▶ [Set problem]:
Return the material exactly as supplied, apart from the pictures, which are omitted.

━━━━━━━━━━

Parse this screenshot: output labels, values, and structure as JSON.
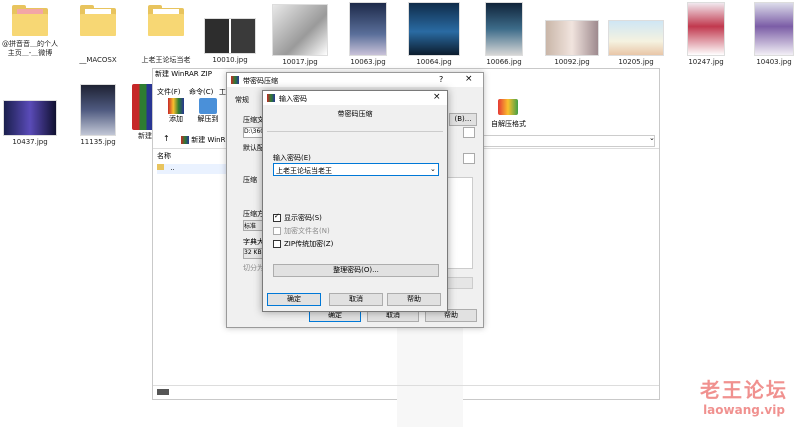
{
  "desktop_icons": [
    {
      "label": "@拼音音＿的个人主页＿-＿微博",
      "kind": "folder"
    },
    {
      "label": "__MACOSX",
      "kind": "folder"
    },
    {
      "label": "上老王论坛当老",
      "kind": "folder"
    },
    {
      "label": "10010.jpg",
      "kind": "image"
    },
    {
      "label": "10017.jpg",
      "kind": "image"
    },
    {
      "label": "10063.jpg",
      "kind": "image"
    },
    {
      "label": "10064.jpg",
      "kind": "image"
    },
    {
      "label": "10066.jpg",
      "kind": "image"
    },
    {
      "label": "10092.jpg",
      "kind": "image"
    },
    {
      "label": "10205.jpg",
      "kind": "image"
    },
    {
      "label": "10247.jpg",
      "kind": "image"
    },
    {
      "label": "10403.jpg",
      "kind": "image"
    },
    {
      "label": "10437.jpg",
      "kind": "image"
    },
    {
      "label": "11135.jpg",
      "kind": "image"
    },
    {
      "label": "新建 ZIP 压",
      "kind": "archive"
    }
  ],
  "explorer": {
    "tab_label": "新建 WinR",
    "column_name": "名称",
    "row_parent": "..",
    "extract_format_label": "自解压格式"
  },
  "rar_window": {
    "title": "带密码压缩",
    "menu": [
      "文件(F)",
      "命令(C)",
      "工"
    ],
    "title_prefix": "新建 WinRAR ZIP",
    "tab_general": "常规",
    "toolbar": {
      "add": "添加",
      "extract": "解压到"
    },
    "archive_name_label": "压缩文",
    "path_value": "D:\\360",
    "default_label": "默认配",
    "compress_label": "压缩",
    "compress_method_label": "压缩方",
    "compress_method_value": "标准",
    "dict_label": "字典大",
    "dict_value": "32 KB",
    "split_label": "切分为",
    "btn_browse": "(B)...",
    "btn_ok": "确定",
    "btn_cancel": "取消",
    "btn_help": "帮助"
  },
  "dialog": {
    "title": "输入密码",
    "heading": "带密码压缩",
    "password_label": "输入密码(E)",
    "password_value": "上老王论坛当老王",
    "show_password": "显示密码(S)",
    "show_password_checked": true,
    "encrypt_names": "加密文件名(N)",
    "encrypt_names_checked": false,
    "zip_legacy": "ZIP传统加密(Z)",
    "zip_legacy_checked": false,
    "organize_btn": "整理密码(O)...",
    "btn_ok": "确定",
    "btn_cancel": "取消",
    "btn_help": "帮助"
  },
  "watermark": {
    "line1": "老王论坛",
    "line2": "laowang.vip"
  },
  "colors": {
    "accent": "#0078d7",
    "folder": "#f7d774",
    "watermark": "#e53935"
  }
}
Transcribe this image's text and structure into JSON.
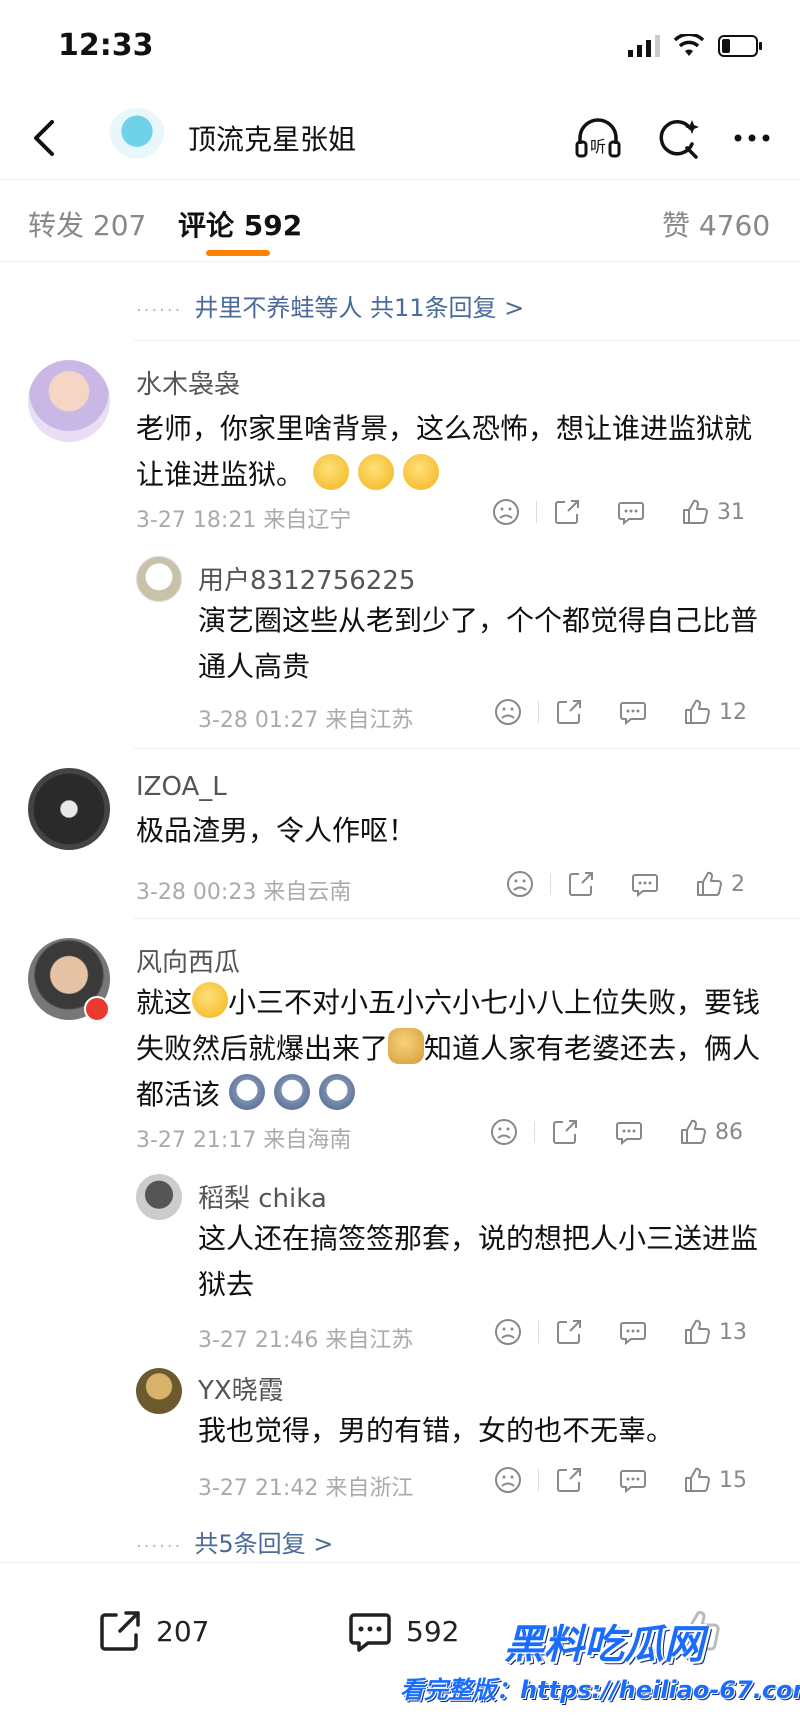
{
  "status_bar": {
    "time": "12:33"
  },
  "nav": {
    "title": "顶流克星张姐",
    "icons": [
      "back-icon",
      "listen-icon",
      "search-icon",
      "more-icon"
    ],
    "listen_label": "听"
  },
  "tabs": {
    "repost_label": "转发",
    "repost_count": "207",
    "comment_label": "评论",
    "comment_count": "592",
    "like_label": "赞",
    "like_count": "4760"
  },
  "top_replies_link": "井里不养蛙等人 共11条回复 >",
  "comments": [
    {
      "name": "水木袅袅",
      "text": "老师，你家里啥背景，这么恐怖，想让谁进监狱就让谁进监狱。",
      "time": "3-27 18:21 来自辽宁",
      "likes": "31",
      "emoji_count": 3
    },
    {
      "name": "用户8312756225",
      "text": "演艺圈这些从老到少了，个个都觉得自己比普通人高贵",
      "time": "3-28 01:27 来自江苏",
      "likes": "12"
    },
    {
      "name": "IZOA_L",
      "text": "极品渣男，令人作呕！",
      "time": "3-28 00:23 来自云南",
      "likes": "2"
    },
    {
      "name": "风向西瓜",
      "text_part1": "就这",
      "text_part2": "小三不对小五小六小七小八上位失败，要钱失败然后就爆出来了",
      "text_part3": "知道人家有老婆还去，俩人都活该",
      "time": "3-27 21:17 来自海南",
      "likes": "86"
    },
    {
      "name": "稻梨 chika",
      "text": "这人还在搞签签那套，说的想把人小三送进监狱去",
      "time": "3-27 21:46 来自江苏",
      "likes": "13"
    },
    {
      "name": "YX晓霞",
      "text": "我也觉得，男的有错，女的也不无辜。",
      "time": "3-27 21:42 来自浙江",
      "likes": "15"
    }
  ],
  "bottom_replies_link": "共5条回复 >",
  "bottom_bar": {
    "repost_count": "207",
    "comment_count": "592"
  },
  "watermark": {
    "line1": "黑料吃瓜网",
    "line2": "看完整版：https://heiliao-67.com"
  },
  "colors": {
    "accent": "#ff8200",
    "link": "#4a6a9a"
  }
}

━━━━━━━━━━

▶ [Correct result]:
Parse this screenshot: output labels, values, and structure as JSON.
{
  "desktop_icons": [
    {
      "label": "@拼音音＿的个人主页＿-＿微博",
      "kind": "folder"
    },
    {
      "label": "__MACOSX",
      "kind": "folder"
    },
    {
      "label": "上老王论坛当老",
      "kind": "folder"
    },
    {
      "label": "10010.jpg",
      "kind": "image"
    },
    {
      "label": "10017.jpg",
      "kind": "image"
    },
    {
      "label": "10063.jpg",
      "kind": "image"
    },
    {
      "label": "10064.jpg",
      "kind": "image"
    },
    {
      "label": "10066.jpg",
      "kind": "image"
    },
    {
      "label": "10092.jpg",
      "kind": "image"
    },
    {
      "label": "10205.jpg",
      "kind": "image"
    },
    {
      "label": "10247.jpg",
      "kind": "image"
    },
    {
      "label": "10403.jpg",
      "kind": "image"
    },
    {
      "label": "10437.jpg",
      "kind": "image"
    },
    {
      "label": "11135.jpg",
      "kind": "image"
    },
    {
      "label": "新建 ZIP 压",
      "kind": "archive"
    }
  ],
  "explorer": {
    "tab_label": "新建 WinR",
    "column_name": "名称",
    "row_parent": "..",
    "extract_format_label": "自解压格式"
  },
  "rar_window": {
    "title": "带密码压缩",
    "menu": [
      "文件(F)",
      "命令(C)",
      "工"
    ],
    "title_prefix": "新建 WinRAR ZIP",
    "tab_general": "常规",
    "toolbar": {
      "add": "添加",
      "extract": "解压到"
    },
    "archive_name_label": "压缩文",
    "path_value": "D:\\360",
    "default_label": "默认配",
    "compress_label": "压缩",
    "compress_method_label": "压缩方",
    "compress_method_value": "标准",
    "dict_label": "字典大",
    "dict_value": "32 KB",
    "split_label": "切分为",
    "btn_browse": "(B)...",
    "btn_ok": "确定",
    "btn_cancel": "取消",
    "btn_help": "帮助"
  },
  "dialog": {
    "title": "输入密码",
    "heading": "带密码压缩",
    "password_label": "输入密码(E)",
    "password_value": "上老王论坛当老王",
    "show_password": "显示密码(S)",
    "show_password_checked": true,
    "encrypt_names": "加密文件名(N)",
    "encrypt_names_checked": false,
    "zip_legacy": "ZIP传统加密(Z)",
    "zip_legacy_checked": false,
    "organize_btn": "整理密码(O)...",
    "btn_ok": "确定",
    "btn_cancel": "取消",
    "btn_help": "帮助"
  },
  "watermark": {
    "line1": "老王论坛",
    "line2": "laowang.vip"
  },
  "colors": {
    "accent": "#0078d7",
    "folder": "#f7d774",
    "watermark": "#e53935"
  }
}
Transcribe this image's text and structure into JSON.
{
  "status_bar": {
    "time": "12:33"
  },
  "nav": {
    "title": "顶流克星张姐",
    "icons": [
      "back-icon",
      "listen-icon",
      "search-icon",
      "more-icon"
    ],
    "listen_label": "听"
  },
  "tabs": {
    "repost_label": "转发",
    "repost_count": "207",
    "comment_label": "评论",
    "comment_count": "592",
    "like_label": "赞",
    "like_count": "4760"
  },
  "top_replies_link": "井里不养蛙等人 共11条回复 >",
  "comments": [
    {
      "name": "水木袅袅",
      "text": "老师，你家里啥背景，这么恐怖，想让谁进监狱就让谁进监狱。",
      "time": "3-27 18:21 来自辽宁",
      "likes": "31",
      "emoji_count": 3
    },
    {
      "name": "用户8312756225",
      "text": "演艺圈这些从老到少了，个个都觉得自己比普通人高贵",
      "time": "3-28 01:27 来自江苏",
      "likes": "12"
    },
    {
      "name": "IZOA_L",
      "text": "极品渣男，令人作呕！",
      "time": "3-28 00:23 来自云南",
      "likes": "2"
    },
    {
      "name": "风向西瓜",
      "text_part1": "就这",
      "text_part2": "小三不对小五小六小七小八上位失败，要钱失败然后就爆出来了",
      "text_part3": "知道人家有老婆还去，俩人都活该",
      "time": "3-27 21:17 来自海南",
      "likes": "86"
    },
    {
      "name": "稻梨 chika",
      "text": "这人还在搞签签那套，说的想把人小三送进监狱去",
      "time": "3-27 21:46 来自江苏",
      "likes": "13"
    },
    {
      "name": "YX晓霞",
      "text": "我也觉得，男的有错，女的也不无辜。",
      "time": "3-27 21:42 来自浙江",
      "likes": "15"
    }
  ],
  "bottom_replies_link": "共5条回复 >",
  "bottom_bar": {
    "repost_count": "207",
    "comment_count": "592"
  },
  "watermark": {
    "line1": "黑料吃瓜网",
    "line2": "看完整版：https://heiliao-67.com"
  },
  "colors": {
    "accent": "#ff8200",
    "link": "#4a6a9a"
  }
}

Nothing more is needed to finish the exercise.